**Task description:**
Reproduce the items below word for word, from the first line through the line containing "- bar-downloads-mar: [274, 133, 296, 443]", including that line.

=== Records for the task ===

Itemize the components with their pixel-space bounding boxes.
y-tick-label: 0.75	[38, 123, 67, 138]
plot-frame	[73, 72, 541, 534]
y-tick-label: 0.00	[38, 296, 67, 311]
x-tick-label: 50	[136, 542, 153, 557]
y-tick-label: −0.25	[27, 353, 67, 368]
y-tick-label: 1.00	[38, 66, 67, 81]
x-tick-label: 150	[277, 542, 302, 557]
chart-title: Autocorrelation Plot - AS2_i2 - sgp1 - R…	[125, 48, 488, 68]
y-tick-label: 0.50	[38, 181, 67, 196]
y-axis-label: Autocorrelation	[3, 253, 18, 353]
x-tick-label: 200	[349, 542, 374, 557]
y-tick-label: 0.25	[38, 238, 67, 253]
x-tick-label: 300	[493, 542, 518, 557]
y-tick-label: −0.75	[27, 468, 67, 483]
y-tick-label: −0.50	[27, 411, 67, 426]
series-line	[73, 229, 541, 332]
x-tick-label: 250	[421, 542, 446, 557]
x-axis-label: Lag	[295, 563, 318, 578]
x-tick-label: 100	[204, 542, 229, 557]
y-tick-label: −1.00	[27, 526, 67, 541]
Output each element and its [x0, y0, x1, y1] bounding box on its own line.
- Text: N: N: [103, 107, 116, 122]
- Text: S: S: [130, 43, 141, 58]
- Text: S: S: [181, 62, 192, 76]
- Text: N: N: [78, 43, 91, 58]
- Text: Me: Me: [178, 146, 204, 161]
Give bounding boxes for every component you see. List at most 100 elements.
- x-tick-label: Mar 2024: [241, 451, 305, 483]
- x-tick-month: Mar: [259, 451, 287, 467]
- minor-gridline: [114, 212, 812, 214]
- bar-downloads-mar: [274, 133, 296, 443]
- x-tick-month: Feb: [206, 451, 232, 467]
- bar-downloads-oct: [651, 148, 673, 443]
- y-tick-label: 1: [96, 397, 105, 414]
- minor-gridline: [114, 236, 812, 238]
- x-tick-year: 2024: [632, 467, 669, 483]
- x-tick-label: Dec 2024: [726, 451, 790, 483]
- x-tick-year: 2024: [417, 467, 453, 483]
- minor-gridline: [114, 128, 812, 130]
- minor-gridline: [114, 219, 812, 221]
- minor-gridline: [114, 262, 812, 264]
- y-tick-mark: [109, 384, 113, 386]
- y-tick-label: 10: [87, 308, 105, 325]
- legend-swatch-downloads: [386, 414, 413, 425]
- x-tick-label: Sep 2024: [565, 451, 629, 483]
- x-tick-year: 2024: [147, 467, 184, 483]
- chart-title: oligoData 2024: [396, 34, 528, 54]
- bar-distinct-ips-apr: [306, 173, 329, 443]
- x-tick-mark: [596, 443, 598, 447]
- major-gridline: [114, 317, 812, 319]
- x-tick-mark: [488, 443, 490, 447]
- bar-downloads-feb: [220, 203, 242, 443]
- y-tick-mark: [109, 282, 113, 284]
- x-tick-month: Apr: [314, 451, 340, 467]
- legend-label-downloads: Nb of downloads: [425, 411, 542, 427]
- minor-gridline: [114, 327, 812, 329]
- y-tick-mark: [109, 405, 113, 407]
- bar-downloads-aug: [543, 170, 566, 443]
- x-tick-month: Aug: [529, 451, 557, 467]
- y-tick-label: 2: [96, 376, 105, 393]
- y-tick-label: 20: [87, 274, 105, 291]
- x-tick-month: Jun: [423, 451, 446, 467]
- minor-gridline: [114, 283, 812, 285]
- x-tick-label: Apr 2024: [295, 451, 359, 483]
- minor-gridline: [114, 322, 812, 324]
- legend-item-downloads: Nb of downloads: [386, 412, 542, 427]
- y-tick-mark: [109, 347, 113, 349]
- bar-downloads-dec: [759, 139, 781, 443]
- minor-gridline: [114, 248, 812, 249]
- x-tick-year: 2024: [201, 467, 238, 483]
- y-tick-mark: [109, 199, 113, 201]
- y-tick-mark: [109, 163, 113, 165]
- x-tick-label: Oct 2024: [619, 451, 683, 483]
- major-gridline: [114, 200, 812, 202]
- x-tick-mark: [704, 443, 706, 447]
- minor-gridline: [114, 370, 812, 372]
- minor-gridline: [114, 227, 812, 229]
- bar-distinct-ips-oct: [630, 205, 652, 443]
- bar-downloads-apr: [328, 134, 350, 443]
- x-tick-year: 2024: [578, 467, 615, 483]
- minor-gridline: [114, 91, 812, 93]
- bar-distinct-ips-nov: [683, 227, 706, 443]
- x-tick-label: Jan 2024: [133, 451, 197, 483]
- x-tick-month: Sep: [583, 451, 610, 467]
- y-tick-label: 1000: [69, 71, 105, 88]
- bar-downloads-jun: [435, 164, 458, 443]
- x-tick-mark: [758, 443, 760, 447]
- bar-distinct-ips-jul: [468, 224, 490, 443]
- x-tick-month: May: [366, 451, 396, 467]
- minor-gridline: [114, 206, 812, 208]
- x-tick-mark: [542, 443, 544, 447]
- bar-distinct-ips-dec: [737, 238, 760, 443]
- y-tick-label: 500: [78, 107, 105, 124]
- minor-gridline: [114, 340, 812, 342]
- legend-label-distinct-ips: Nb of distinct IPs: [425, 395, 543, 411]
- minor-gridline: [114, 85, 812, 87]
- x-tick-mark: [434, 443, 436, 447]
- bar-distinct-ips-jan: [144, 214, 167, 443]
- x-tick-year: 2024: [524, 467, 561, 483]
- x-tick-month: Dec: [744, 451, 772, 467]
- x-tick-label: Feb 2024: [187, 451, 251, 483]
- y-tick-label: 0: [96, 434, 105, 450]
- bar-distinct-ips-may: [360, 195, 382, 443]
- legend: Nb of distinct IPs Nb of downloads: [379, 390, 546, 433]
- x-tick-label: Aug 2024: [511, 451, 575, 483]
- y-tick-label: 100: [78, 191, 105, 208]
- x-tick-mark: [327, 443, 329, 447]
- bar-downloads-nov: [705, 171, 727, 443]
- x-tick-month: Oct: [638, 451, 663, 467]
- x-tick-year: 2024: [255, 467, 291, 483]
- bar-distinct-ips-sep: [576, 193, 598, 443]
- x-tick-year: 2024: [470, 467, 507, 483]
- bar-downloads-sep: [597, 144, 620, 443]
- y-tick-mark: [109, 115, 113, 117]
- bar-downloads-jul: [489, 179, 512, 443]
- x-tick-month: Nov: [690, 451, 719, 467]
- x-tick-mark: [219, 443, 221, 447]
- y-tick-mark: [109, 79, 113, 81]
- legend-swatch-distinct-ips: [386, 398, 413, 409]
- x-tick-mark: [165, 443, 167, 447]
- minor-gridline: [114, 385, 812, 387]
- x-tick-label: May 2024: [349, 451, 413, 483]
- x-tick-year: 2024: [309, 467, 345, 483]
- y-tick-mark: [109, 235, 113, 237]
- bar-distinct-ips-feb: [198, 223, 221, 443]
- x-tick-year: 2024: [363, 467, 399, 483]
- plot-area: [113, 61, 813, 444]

===

**Written answer:**
Itemize the components with their pixel-space bounding boxes.
y-tick-label: 0.75	[38, 123, 67, 138]
plot-frame	[73, 72, 541, 534]
y-tick-label: 0.00	[38, 296, 67, 311]
x-tick-label: 50	[136, 542, 153, 557]
y-tick-label: −0.25	[27, 353, 67, 368]
y-tick-label: 1.00	[38, 66, 67, 81]
x-tick-label: 150	[277, 542, 302, 557]
chart-title: Autocorrelation Plot - AS2_i2 - sgp1 - R…	[125, 48, 488, 68]
y-tick-label: 0.50	[38, 181, 67, 196]
y-axis-label: Autocorrelation	[3, 253, 18, 353]
x-tick-label: 200	[349, 542, 374, 557]
y-tick-label: 0.25	[38, 238, 67, 253]
x-tick-label: 300	[493, 542, 518, 557]
y-tick-label: −0.75	[27, 468, 67, 483]
y-tick-label: −0.50	[27, 411, 67, 426]
series-line	[73, 229, 541, 332]
x-tick-label: 250	[421, 542, 446, 557]
x-axis-label: Lag	[295, 563, 318, 578]
x-tick-label: 100	[204, 542, 229, 557]
y-tick-label: −1.00	[27, 526, 67, 541]
Output each element and its [x0, y0, x1, y1] bounding box on its own line.
- Text: N: N: [103, 107, 116, 122]
- Text: S: S: [130, 43, 141, 58]
- Text: S: S: [181, 62, 192, 76]
- Text: N: N: [78, 43, 91, 58]
- Text: Me: Me: [178, 146, 204, 161]
Give bounding boxes for every component you see. List at most 100 elements.
- x-tick-label: Mar 2024: [241, 451, 305, 483]
- x-tick-month: Mar: [259, 451, 287, 467]
- minor-gridline: [114, 212, 812, 214]
- bar-downloads-mar: [274, 133, 296, 443]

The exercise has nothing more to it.